[START OF Dataset extract]

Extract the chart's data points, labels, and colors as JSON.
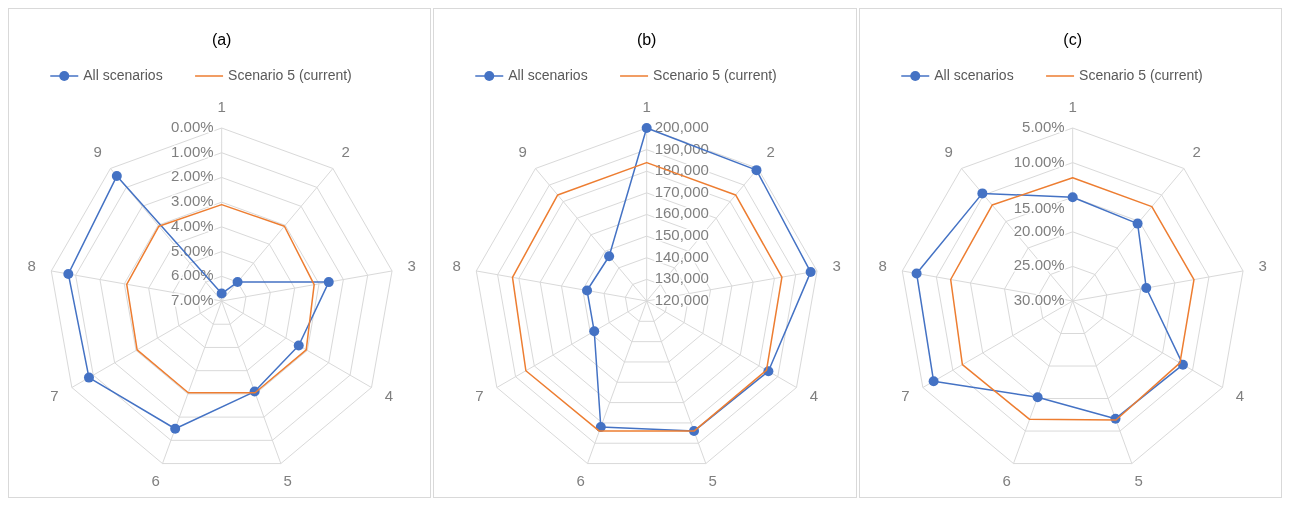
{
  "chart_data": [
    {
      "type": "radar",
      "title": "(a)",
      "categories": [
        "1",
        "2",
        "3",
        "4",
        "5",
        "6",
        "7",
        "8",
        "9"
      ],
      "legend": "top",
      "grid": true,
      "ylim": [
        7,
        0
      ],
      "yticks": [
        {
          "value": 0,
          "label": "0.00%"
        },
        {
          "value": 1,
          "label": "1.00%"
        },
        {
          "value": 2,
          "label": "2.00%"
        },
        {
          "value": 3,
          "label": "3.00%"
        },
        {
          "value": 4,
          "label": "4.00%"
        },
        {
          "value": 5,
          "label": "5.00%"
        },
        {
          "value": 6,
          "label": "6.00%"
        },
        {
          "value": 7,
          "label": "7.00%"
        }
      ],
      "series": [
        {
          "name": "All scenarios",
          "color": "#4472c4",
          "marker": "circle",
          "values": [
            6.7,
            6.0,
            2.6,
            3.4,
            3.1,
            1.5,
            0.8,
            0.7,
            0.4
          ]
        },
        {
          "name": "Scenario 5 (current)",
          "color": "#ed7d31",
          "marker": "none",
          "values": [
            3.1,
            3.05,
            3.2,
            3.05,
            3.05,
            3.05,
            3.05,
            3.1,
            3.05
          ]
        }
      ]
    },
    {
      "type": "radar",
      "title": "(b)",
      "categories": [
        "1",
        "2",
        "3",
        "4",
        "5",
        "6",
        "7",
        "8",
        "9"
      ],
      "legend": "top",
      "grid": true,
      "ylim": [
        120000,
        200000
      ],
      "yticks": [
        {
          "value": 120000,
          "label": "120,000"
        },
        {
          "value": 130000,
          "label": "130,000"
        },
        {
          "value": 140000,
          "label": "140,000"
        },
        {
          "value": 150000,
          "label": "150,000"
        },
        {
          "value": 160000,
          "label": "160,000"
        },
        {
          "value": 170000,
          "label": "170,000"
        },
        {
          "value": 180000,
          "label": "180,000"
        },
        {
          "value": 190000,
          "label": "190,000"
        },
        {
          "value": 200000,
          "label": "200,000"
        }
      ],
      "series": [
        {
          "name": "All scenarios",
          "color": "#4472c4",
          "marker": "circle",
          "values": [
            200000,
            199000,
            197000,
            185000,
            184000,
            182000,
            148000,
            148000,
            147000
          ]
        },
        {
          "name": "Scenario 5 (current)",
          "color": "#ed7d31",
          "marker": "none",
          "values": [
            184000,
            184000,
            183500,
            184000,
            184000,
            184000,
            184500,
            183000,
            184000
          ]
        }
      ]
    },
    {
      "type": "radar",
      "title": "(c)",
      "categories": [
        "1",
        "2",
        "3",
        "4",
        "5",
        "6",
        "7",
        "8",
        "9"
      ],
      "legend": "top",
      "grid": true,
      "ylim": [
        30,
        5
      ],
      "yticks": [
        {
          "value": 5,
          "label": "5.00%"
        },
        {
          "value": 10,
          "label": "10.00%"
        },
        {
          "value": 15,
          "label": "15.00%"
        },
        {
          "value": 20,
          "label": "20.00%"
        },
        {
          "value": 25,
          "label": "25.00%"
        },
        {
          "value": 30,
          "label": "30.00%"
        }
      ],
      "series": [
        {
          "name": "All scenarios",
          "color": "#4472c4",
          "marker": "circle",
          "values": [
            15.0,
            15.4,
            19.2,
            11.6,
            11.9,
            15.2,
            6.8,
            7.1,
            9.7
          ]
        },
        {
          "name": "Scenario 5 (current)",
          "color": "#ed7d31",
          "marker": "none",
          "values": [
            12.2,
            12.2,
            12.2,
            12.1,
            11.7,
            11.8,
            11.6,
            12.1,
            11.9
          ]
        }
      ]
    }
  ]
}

[END OF Dataset extract]

All of the entries need to be transcribed word for word; pictures are left out.

Extract the chart's data points, labels, and colors as JSON.
{
  "chart_data": [
    {
      "type": "radar",
      "title": "(a)",
      "categories": [
        "1",
        "2",
        "3",
        "4",
        "5",
        "6",
        "7",
        "8",
        "9"
      ],
      "legend": "top",
      "grid": true,
      "ylim": [
        7,
        0
      ],
      "yticks": [
        {
          "value": 0,
          "label": "0.00%"
        },
        {
          "value": 1,
          "label": "1.00%"
        },
        {
          "value": 2,
          "label": "2.00%"
        },
        {
          "value": 3,
          "label": "3.00%"
        },
        {
          "value": 4,
          "label": "4.00%"
        },
        {
          "value": 5,
          "label": "5.00%"
        },
        {
          "value": 6,
          "label": "6.00%"
        },
        {
          "value": 7,
          "label": "7.00%"
        }
      ],
      "series": [
        {
          "name": "All scenarios",
          "color": "#4472c4",
          "marker": "circle",
          "values": [
            6.7,
            6.0,
            2.6,
            3.4,
            3.1,
            1.5,
            0.8,
            0.7,
            0.4
          ]
        },
        {
          "name": "Scenario 5 (current)",
          "color": "#ed7d31",
          "marker": "none",
          "values": [
            3.1,
            3.05,
            3.2,
            3.05,
            3.05,
            3.05,
            3.05,
            3.1,
            3.05
          ]
        }
      ]
    },
    {
      "type": "radar",
      "title": "(b)",
      "categories": [
        "1",
        "2",
        "3",
        "4",
        "5",
        "6",
        "7",
        "8",
        "9"
      ],
      "legend": "top",
      "grid": true,
      "ylim": [
        120000,
        200000
      ],
      "yticks": [
        {
          "value": 120000,
          "label": "120,000"
        },
        {
          "value": 130000,
          "label": "130,000"
        },
        {
          "value": 140000,
          "label": "140,000"
        },
        {
          "value": 150000,
          "label": "150,000"
        },
        {
          "value": 160000,
          "label": "160,000"
        },
        {
          "value": 170000,
          "label": "170,000"
        },
        {
          "value": 180000,
          "label": "180,000"
        },
        {
          "value": 190000,
          "label": "190,000"
        },
        {
          "value": 200000,
          "label": "200,000"
        }
      ],
      "series": [
        {
          "name": "All scenarios",
          "color": "#4472c4",
          "marker": "circle",
          "values": [
            200000,
            199000,
            197000,
            185000,
            184000,
            182000,
            148000,
            148000,
            147000
          ]
        },
        {
          "name": "Scenario 5 (current)",
          "color": "#ed7d31",
          "marker": "none",
          "values": [
            184000,
            184000,
            183500,
            184000,
            184000,
            184000,
            184500,
            183000,
            184000
          ]
        }
      ]
    },
    {
      "type": "radar",
      "title": "(c)",
      "categories": [
        "1",
        "2",
        "3",
        "4",
        "5",
        "6",
        "7",
        "8",
        "9"
      ],
      "legend": "top",
      "grid": true,
      "ylim": [
        30,
        5
      ],
      "yticks": [
        {
          "value": 5,
          "label": "5.00%"
        },
        {
          "value": 10,
          "label": "10.00%"
        },
        {
          "value": 15,
          "label": "15.00%"
        },
        {
          "value": 20,
          "label": "20.00%"
        },
        {
          "value": 25,
          "label": "25.00%"
        },
        {
          "value": 30,
          "label": "30.00%"
        }
      ],
      "series": [
        {
          "name": "All scenarios",
          "color": "#4472c4",
          "marker": "circle",
          "values": [
            15.0,
            15.4,
            19.2,
            11.6,
            11.9,
            15.2,
            6.8,
            7.1,
            9.7
          ]
        },
        {
          "name": "Scenario 5 (current)",
          "color": "#ed7d31",
          "marker": "none",
          "values": [
            12.2,
            12.2,
            12.2,
            12.1,
            11.7,
            11.8,
            11.6,
            12.1,
            11.9
          ]
        }
      ]
    }
  ]
}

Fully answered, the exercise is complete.